- To be done: Answer with nothing but the number of lines that include the word "demovideos".

- Extracted data:

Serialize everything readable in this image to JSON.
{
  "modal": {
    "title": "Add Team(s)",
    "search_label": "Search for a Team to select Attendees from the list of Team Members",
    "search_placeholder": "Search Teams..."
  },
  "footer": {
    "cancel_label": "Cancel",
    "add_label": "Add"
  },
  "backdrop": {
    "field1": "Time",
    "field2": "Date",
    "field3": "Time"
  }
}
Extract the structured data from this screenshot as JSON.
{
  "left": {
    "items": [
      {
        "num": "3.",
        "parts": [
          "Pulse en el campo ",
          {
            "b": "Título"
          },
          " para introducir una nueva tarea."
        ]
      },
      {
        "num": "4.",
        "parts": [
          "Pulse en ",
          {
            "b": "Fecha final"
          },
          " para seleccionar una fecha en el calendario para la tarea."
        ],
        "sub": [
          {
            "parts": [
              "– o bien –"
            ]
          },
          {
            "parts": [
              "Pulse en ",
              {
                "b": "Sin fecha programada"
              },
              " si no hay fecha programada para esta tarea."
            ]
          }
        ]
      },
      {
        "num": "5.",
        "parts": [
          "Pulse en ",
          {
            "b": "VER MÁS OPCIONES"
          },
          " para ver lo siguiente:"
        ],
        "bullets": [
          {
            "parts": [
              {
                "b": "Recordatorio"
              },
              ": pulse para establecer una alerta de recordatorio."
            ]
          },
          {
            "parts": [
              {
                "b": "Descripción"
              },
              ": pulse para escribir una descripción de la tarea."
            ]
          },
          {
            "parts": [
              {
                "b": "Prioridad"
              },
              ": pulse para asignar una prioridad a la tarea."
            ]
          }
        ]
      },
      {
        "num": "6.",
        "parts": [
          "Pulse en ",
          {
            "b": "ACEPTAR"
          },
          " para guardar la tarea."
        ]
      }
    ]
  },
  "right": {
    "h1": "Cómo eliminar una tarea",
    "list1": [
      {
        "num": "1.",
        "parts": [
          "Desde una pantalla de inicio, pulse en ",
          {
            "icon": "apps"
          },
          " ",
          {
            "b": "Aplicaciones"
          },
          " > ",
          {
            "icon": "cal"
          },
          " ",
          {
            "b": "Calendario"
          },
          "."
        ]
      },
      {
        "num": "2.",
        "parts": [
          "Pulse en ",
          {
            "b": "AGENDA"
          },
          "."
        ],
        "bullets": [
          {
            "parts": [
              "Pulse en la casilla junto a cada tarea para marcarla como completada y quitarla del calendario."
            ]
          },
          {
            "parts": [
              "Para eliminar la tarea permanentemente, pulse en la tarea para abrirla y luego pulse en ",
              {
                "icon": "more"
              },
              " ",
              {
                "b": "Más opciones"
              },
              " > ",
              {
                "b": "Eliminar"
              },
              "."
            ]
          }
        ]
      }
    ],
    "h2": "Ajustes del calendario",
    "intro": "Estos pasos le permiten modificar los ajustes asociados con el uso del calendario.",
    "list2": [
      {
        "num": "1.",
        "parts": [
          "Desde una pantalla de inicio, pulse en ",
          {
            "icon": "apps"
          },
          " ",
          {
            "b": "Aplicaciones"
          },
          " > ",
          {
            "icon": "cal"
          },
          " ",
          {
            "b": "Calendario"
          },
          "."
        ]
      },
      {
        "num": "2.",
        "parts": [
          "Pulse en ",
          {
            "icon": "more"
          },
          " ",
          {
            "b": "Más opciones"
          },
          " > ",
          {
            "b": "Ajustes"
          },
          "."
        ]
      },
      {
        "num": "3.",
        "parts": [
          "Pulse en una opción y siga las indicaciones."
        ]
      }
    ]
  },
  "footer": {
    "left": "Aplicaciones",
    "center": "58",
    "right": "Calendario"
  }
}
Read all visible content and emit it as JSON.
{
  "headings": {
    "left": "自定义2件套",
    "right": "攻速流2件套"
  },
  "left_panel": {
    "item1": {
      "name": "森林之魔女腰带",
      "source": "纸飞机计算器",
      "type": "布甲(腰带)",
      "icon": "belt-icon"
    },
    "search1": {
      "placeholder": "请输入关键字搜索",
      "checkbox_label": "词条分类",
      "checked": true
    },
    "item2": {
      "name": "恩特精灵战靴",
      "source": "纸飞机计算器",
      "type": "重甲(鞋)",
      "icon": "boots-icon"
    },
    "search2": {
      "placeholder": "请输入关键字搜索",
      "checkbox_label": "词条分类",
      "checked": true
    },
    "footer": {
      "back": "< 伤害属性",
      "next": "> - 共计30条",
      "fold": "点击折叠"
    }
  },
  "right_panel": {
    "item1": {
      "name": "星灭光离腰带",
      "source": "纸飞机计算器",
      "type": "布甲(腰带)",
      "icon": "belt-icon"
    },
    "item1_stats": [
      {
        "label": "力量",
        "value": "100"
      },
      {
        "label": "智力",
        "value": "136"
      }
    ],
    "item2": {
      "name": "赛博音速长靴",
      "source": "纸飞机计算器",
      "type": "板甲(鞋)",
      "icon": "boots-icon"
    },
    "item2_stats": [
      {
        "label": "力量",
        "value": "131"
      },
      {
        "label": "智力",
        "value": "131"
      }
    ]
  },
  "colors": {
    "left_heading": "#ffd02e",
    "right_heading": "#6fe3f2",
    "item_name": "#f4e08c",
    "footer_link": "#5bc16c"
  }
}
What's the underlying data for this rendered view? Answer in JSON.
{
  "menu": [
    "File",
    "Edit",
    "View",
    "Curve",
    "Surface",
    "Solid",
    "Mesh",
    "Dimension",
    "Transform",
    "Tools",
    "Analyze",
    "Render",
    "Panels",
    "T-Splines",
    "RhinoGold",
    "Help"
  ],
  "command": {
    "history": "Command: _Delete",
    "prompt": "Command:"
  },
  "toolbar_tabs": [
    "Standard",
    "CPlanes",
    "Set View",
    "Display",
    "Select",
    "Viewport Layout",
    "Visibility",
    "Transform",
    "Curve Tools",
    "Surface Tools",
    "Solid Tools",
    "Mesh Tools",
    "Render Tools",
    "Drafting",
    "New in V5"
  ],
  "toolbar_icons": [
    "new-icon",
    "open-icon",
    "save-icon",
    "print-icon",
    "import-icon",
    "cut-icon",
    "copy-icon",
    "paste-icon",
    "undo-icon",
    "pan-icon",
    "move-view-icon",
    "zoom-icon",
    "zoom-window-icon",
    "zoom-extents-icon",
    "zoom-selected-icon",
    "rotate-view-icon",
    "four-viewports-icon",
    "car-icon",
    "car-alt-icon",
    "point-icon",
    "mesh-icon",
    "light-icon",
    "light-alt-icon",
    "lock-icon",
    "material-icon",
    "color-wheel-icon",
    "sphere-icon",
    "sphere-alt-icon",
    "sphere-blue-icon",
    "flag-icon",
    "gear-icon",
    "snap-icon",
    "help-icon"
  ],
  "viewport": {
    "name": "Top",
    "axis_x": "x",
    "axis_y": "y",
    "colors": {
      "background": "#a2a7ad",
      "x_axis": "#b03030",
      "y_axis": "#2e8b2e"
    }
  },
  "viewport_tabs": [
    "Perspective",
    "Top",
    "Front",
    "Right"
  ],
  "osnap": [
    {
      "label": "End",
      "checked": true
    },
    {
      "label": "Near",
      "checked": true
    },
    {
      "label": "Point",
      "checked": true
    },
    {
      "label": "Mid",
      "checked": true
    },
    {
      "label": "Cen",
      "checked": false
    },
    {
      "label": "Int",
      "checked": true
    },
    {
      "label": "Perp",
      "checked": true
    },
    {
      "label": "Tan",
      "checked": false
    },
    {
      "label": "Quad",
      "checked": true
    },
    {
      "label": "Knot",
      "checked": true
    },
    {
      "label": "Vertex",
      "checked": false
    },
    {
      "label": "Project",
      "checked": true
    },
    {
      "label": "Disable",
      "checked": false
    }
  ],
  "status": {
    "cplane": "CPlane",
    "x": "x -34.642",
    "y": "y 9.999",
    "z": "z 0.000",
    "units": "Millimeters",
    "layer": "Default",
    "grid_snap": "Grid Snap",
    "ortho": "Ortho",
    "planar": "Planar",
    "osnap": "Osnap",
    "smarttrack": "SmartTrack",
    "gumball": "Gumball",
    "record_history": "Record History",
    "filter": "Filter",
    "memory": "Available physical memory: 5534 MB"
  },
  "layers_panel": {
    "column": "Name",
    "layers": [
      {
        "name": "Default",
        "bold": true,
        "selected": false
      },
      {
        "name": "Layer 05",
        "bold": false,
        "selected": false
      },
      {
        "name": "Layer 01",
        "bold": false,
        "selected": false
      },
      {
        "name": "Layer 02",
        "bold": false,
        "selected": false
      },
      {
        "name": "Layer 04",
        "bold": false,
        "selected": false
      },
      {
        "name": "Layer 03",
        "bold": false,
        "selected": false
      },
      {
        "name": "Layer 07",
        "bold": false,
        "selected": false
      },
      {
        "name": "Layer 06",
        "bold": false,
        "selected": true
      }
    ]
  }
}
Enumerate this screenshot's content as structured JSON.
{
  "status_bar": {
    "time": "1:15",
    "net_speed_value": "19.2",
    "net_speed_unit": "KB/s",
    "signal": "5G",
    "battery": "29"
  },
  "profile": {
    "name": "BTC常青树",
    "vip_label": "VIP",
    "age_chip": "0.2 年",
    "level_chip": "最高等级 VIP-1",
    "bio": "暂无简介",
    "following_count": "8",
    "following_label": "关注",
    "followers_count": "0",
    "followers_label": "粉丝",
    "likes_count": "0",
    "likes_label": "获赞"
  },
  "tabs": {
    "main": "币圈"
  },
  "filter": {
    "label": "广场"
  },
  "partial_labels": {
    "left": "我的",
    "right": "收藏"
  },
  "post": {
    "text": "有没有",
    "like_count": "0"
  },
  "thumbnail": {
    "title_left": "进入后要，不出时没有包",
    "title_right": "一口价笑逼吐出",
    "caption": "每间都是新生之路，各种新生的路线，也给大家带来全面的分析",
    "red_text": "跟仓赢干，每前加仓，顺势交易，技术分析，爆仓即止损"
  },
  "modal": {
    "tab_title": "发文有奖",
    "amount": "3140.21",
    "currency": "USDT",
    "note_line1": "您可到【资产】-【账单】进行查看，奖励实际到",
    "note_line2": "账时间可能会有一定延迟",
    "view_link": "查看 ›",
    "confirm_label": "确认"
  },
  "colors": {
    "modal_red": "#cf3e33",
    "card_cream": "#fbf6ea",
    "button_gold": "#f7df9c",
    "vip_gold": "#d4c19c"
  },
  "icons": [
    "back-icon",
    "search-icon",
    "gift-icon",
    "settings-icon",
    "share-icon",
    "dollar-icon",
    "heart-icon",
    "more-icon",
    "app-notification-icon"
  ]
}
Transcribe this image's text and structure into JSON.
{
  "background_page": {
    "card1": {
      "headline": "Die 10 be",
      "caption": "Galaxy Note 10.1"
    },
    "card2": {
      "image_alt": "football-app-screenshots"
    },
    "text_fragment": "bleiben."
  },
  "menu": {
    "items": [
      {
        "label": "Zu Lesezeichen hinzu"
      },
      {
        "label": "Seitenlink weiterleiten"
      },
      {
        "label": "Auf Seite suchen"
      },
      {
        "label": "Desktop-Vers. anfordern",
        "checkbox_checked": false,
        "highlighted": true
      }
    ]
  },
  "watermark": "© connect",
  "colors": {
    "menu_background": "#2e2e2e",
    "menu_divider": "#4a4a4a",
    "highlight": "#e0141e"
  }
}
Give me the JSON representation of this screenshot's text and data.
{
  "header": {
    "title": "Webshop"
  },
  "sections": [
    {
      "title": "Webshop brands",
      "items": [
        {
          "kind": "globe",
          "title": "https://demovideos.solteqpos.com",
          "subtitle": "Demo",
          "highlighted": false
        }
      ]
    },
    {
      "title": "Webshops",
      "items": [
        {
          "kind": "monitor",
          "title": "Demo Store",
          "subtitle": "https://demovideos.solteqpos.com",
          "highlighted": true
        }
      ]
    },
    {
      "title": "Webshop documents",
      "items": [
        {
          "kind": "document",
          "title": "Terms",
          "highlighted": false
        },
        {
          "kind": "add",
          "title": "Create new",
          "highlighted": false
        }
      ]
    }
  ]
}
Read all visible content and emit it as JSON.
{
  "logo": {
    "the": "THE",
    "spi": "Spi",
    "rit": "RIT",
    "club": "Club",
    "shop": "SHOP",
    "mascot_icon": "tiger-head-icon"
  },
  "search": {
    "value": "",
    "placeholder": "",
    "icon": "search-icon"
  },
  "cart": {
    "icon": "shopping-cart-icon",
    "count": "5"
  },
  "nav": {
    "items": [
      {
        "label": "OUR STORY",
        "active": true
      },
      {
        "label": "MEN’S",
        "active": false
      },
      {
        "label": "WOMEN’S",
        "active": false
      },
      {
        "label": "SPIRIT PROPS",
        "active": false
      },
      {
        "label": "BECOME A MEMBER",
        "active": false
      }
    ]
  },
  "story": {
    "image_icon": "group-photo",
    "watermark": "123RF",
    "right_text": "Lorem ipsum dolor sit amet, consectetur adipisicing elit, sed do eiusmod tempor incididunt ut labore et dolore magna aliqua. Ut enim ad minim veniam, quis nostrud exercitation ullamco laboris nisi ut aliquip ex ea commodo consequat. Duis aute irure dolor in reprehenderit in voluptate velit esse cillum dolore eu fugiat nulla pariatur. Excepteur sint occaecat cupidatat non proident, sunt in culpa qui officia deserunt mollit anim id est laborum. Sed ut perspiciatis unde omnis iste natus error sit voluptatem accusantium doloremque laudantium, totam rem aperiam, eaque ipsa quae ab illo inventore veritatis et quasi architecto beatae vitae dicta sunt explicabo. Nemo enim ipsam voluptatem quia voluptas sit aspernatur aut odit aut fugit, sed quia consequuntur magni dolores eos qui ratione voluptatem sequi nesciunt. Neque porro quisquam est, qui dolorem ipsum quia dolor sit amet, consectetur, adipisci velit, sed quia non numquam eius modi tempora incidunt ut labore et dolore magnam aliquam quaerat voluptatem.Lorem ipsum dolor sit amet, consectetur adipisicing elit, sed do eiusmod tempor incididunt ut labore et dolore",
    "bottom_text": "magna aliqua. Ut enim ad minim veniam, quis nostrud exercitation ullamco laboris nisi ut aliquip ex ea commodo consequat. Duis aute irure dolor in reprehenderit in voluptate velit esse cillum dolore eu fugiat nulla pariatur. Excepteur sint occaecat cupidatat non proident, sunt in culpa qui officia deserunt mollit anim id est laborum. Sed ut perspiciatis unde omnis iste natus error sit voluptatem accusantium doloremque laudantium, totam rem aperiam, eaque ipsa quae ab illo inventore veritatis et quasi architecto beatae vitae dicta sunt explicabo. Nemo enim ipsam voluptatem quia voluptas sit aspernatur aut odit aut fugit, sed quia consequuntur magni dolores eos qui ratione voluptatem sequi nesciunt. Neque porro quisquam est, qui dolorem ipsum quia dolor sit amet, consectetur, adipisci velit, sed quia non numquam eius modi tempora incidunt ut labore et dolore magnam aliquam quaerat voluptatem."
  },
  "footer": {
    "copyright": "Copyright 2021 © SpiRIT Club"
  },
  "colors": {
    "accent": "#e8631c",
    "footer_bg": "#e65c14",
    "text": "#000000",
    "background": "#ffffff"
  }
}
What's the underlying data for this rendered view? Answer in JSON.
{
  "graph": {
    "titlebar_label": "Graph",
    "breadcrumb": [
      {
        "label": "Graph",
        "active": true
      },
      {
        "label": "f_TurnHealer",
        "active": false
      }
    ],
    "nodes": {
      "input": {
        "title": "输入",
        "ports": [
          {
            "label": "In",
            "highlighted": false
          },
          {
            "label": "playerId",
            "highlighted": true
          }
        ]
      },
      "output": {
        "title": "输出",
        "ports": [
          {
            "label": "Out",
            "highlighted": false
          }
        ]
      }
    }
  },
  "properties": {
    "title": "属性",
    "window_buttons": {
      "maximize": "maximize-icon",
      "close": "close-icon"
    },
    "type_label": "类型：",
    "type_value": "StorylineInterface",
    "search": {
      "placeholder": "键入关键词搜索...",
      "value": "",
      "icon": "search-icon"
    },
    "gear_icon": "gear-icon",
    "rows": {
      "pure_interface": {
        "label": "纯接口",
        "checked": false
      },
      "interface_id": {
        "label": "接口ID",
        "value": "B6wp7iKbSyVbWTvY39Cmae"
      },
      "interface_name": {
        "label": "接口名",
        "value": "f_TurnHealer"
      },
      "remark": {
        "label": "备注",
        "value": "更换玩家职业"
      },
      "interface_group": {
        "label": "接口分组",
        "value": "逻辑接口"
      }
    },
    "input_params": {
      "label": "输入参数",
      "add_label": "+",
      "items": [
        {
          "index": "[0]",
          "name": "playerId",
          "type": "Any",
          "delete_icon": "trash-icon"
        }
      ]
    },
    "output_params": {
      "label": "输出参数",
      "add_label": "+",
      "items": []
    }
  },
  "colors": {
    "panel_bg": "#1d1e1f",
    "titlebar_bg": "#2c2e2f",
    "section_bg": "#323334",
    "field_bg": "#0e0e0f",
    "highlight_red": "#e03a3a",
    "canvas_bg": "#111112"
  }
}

- Written solution: 2